En síntesis, sostendremos que a pesar de la extravagancia del encuadre y de las obvias vacilaciones en la neutralidad, la terapeuta lleva a buen puerto el tratamiento con el que se comprometió. Los tres elementos anteriores y la resolución del enigma así parecen indicarlo. ¿Pero qué ocurre después? Allí el film es lapidario. La escena en la estación del tren, duplicada por Hitchcock, nos indica, como ya lo mencionamos, que es la repetición la que signa el porvenir de ese vínculo.

II Parte Los sueños transferenciales ideados por Hitchcock y Dalí

En los créditos iniciales de Spellbound se anuncia que las secuencias oníricas están basadas en dibujos de Salvador Dalí. El texto aparece en grandes caracteres, una vez más con el fondo de la fachada de Grand Mannors, el hospital donde transcurrirá parte de la trama. La fórmula elegida fue el resultado negociado entre Dalí y el productor Selznick, luego de una larga historia de desencuentros. Historia apasionante que excede por mucho este espacio, pero de la cual tomaremos algunos datos de sumo interés para el tema que nos ocupa. [1]

Efectivamente, en 1944 Alfred Hitchcock solicita a la productora de Spellbound que contraten a Salvador Dalí para el diseño de los pasajes oníricos de la película. En ese entonces el cine solía representar los sueños a través de escenas oscuras y borrosas, muchas veces utilizando el artificio del humo para acentuar su carácter artificial. Hitchcock quería en cambio escenas luminosas:

Lo que yo buscaba era (…) la vivacidad de los sueños (…). Toda la obra de Dalí es muy sólida y aguda, con perspectivas muy largas y sombras negras. En realidad, yo quería que la secuencia del sueño fuera rodada en el patio de atrás, no en el estudio. Quería que se rodase a plena luz del sol. Así el cámara se vería forzado a hacer una sobreexposición y obtener una imagen muy dura. Esto suponía una vez más eludir los clichés. Dalí era el mejor que yo conocía para hacer la parte de los sueños, porque así es como deberían ser. [2]

Tomando en cuenta este criterio, pero también pensando en el rédito económico que significaría el nombre de Dalí asociado al film, la productora accede al pedido de Hitchcock y hacia fines de 1944 Dalí viaja a Estados Unidos para realizar los bocetos y supervisar el trabajo. El resultado final puede verse en un fragmento clave del film en el que el paciente John Ballantine, encarnado por Gregory Peck, relata su sueño, situado en cuatro escenarios diferentes:

El primero tiene lugar en la amplia sala de un casino, decorada con un telón en el que una multiplicidad de ojos se cierne sobre los asistentes. Una mujer de cabello vaporoso y vestida provocativamente recorre las mesas besando a los hombres. Se acerca a Ballentine y lo besa en la boca. Precediendo la escena, unas grandes tijeras cortan transversalmente los ojos pintados en el telón.

Material entregado
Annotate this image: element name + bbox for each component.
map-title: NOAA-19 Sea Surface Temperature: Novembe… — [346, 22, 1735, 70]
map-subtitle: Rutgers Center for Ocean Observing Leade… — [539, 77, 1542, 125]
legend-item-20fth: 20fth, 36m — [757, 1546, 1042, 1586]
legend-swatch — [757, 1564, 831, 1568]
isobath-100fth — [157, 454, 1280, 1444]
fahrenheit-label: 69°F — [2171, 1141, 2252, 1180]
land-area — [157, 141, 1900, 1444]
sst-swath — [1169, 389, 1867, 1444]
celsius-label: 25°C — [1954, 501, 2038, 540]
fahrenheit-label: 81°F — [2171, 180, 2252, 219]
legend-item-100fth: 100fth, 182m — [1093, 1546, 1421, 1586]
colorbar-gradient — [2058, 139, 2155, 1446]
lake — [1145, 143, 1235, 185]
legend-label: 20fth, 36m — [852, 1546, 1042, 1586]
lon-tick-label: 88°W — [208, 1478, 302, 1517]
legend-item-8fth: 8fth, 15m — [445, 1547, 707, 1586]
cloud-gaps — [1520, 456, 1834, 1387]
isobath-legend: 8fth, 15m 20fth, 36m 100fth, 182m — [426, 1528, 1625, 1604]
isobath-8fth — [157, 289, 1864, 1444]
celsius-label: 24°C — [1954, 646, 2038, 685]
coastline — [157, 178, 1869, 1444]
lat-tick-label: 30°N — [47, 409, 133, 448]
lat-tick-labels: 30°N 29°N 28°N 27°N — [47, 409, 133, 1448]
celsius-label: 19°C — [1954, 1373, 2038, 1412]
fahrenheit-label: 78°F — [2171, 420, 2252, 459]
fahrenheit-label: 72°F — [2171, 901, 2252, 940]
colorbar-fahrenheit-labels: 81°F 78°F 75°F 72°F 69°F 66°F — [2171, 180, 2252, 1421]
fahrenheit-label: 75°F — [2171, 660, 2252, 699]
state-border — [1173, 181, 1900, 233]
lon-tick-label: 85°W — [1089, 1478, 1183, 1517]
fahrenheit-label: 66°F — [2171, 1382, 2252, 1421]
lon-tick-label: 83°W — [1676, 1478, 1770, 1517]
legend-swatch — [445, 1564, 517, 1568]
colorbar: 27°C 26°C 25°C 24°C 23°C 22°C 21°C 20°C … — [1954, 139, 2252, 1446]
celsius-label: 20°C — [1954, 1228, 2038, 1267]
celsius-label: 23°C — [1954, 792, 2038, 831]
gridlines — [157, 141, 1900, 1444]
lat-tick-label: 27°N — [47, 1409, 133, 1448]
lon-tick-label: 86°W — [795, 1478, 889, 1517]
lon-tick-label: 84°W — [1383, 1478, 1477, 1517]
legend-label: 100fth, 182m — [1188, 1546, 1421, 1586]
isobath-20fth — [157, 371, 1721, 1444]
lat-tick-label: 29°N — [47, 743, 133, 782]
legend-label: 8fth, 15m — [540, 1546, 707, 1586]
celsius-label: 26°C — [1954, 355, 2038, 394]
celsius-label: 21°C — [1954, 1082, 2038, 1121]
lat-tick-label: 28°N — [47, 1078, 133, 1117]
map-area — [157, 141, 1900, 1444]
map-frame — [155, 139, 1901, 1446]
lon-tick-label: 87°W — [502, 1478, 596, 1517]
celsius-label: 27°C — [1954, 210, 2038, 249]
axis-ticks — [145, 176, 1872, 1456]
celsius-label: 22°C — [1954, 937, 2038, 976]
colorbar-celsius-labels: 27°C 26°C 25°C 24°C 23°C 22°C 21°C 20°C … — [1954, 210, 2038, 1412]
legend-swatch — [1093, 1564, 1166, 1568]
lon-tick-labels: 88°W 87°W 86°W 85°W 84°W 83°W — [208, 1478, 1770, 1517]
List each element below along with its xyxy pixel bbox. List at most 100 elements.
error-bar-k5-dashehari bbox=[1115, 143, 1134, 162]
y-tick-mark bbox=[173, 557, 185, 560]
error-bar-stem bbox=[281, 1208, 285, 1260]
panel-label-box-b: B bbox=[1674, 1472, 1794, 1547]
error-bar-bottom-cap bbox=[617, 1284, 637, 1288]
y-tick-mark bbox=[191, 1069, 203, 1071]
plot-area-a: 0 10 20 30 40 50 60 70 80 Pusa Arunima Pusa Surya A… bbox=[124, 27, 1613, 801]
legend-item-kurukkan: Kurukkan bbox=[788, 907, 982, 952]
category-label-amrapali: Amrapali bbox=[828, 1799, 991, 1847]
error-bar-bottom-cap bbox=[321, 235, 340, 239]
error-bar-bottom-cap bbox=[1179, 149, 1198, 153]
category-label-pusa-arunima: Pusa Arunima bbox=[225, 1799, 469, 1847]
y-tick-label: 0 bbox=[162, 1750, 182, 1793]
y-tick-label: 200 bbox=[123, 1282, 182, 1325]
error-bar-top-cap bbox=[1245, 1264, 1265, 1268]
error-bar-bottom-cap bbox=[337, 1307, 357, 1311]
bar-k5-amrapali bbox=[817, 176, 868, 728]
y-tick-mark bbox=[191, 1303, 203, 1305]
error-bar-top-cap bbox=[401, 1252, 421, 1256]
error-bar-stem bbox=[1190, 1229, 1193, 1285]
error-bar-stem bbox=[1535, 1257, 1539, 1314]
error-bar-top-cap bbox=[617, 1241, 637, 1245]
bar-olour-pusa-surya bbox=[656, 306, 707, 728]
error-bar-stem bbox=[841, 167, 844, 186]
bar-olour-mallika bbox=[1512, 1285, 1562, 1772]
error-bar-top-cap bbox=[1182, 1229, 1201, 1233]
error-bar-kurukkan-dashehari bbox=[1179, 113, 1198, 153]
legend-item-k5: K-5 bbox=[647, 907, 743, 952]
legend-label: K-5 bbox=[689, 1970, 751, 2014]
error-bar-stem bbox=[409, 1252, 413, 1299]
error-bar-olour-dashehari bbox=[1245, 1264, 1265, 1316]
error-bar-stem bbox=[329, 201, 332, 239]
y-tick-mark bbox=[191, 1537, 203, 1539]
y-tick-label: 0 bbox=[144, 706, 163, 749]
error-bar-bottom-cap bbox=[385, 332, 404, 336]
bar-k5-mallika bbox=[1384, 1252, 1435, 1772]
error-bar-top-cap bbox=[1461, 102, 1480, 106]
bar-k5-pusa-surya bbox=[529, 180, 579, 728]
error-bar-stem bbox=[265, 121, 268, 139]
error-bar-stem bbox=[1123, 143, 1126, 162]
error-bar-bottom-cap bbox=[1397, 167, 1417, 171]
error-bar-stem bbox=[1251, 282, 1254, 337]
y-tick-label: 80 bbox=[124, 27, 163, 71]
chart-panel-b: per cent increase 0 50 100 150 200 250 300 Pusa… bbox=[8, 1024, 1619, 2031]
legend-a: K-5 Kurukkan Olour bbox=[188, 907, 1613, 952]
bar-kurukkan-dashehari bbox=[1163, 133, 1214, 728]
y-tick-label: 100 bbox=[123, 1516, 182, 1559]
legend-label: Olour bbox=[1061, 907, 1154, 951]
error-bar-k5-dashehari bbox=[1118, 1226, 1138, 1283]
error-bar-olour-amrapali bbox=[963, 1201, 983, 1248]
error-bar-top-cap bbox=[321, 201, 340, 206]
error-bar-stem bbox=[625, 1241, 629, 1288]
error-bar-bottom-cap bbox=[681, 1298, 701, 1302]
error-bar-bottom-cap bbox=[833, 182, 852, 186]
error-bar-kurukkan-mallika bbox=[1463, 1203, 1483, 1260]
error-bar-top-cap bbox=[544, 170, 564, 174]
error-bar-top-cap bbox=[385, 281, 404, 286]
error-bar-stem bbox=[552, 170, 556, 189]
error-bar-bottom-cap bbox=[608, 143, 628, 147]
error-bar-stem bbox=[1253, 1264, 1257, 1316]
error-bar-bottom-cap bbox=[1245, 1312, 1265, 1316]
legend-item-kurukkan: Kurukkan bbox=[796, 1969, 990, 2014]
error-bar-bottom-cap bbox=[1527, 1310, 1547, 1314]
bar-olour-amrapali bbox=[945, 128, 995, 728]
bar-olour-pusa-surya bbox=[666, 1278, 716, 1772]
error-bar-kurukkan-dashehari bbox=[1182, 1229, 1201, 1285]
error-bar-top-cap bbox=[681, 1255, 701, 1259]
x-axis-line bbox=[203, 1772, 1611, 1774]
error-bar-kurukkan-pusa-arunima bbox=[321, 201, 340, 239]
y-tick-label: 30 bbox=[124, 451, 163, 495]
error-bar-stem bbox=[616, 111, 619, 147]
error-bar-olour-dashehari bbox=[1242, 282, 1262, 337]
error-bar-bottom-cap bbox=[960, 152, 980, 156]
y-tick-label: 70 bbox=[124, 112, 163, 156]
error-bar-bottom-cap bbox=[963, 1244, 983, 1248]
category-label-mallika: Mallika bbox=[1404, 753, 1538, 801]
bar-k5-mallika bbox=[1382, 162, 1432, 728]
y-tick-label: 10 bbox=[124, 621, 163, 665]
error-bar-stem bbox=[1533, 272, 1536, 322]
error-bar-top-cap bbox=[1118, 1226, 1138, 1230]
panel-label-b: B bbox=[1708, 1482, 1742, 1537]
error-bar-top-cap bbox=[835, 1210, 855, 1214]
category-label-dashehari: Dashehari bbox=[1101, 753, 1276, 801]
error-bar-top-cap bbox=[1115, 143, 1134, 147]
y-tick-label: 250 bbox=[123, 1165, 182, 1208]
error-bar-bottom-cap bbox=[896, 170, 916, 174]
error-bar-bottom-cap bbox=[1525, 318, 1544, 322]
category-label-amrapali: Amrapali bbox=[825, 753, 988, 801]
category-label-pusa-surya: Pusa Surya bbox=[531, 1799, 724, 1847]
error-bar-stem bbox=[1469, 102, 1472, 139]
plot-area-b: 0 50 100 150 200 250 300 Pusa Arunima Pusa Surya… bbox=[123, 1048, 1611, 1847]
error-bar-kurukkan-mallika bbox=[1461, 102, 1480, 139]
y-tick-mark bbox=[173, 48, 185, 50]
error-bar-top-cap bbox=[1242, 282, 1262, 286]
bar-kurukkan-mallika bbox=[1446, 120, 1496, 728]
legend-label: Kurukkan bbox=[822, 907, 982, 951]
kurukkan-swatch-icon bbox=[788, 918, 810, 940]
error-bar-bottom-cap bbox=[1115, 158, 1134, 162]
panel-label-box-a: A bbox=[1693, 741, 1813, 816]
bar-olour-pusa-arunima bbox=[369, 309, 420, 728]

Objetivo de la tarea
Sigue escribiendo el texto sobre los sueños de Spellbound a partir de su última oración.

Resultado de la tarea
El segundo, continuidad directa del anterior y que se supone un detalle de éste, transcurre en una de las mesas del casino. Ballentine juega a las cartas con un hombre barbudo a quien enseña su carta, que resulta ser un siete de tréboles. Entra en escena un tercer personaje sin rostro, aparentemente el propietario del local, quien acusa al barbudo de hacer trampas, mostrando que utiliza cartas en blanco.

El tercero está ambientado en un tejado alto y en pendiente, del que cae el hombre de la barba mientras el propietario sin rostro hace su aparición desde atrás de una chimenea sosteniendo una rueda pequeña y deformada.

Finalmente, el cuarto escenario muestra un paisaje extenso al final del cual hay una tenaza en posición vertical, cuyos mangos proyectan su larga sombra sobre la explanada. En el otro extremo, hay un plano inclinado y la silueta de un hombre, aparentemente el propio Ballantine, que corre por la pendiente.

Este sueño, relatado en tres tramos por Ballantine a la Dra. Petersen y al Dr. Brulov, merecen por parte de estos últimos distintas interpretaciones que van conduciendo a la resolución del enigma. No nos ocuparemos por ahora de tales interpretaciones, sino que introduciremos un material suplementario en el que se apoya nuestra hipótesis. Se trata de otros dos escenarios concebidos por Dalí y filmados por Hitchcock pero que no llegaron a ver la luz en la versión final de la película. Integraban no obstante el guión definitivo y como veremos son parte sustancial de la conjetura analítica que explica el proceso de transferencia entre John Ballantine y la Dra. Petersen.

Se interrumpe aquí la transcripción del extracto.